TO BE DONE
Retype the material word for word, starting at its first line and ending with the line that contains "The third direction D3 is at (552, 727).", including that line.

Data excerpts
________________
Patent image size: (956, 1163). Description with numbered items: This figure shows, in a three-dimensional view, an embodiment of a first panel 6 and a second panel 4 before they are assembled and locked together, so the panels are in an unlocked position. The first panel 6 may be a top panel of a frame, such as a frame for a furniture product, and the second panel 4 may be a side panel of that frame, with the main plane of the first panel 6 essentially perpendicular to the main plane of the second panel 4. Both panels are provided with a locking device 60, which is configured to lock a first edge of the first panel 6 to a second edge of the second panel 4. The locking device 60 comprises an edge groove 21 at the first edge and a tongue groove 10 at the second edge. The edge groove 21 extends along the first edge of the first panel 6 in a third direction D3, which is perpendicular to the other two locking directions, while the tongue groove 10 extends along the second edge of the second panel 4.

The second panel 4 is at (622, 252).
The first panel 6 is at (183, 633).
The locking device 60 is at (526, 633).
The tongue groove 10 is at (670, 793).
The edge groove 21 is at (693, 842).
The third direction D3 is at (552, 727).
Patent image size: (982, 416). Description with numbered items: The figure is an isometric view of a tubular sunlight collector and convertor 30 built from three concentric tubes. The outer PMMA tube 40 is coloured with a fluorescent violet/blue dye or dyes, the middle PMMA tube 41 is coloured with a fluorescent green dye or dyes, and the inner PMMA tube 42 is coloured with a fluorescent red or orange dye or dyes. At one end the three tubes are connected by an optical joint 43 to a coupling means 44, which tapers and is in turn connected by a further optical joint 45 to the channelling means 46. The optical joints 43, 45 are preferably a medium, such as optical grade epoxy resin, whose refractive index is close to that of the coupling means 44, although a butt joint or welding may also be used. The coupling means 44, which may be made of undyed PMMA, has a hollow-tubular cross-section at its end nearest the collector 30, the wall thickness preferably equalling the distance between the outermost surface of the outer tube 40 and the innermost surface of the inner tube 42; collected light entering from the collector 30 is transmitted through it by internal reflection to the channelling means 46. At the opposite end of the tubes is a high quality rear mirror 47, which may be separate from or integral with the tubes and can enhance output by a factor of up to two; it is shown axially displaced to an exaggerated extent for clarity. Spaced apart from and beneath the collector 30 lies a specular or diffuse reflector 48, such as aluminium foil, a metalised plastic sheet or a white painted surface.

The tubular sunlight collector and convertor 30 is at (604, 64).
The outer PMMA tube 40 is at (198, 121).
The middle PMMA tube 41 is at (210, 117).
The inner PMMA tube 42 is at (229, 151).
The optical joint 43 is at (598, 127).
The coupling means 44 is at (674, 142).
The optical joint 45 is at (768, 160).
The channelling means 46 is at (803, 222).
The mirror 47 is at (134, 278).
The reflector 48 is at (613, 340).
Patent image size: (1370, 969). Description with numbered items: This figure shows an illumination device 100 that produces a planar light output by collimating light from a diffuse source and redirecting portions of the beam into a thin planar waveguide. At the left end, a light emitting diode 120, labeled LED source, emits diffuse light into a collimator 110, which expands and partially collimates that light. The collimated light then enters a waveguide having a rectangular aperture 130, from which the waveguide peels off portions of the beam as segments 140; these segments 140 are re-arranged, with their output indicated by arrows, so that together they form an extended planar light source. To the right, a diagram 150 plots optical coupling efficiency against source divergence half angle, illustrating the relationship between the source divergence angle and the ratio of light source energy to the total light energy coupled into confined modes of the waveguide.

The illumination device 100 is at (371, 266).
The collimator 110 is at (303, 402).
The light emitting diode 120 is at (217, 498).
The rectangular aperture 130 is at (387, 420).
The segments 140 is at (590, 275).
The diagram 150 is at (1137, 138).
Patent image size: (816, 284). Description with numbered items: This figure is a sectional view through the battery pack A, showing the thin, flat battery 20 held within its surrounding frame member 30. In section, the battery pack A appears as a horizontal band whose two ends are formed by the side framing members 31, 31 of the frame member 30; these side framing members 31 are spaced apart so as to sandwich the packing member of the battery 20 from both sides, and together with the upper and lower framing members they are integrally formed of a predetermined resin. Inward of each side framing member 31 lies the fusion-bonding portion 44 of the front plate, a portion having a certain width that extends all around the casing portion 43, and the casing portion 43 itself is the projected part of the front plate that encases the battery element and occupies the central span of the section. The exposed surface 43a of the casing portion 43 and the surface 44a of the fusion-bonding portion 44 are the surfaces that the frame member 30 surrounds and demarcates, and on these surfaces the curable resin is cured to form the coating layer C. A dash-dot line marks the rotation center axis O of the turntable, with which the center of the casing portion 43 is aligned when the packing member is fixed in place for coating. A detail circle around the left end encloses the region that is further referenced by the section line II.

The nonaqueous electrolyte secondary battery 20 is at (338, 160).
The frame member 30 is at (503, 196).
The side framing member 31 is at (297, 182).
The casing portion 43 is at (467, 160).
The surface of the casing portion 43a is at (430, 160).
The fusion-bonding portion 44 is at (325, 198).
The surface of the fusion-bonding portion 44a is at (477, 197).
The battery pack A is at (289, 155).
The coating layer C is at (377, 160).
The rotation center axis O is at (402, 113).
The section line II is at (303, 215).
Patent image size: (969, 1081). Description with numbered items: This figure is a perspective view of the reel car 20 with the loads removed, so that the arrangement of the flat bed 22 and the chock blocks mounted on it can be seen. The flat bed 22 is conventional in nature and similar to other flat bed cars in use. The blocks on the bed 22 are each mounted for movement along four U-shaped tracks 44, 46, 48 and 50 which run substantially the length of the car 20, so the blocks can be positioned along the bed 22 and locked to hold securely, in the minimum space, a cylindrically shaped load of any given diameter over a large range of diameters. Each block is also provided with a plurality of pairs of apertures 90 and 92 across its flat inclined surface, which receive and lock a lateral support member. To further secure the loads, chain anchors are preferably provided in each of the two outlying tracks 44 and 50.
________________
SOLUTION TO THIS PROBLEM
Patent image size: (956, 1163). Description with numbered items: This figure shows, in a three-dimensional view, an embodiment of a first panel 6 and a second panel 4 before they are assembled and locked together, so the panels are in an unlocked position. The first panel 6 may be a top panel of a frame, such as a frame for a furniture product, and the second panel 4 may be a side panel of that frame, with the main plane of the first panel 6 essentially perpendicular to the main plane of the second panel 4. Both panels are provided with a locking device 60, which is configured to lock a first edge of the first panel 6 to a second edge of the second panel 4. The locking device 60 comprises an edge groove 21 at the first edge and a tongue groove 10 at the second edge. The edge groove 21 extends along the first edge of the first panel 6 in a third direction D3, which is perpendicular to the other two locking directions, while the tongue groove 10 extends along the second edge of the second panel 4.

The second panel 4 is at (622, 252).
The first panel 6 is at (183, 633).
The locking device 60 is at (526, 633).
The tongue groove 10 is at (670, 793).
The edge groove 21 is at (693, 842).
The third direction D3 is at (552, 727).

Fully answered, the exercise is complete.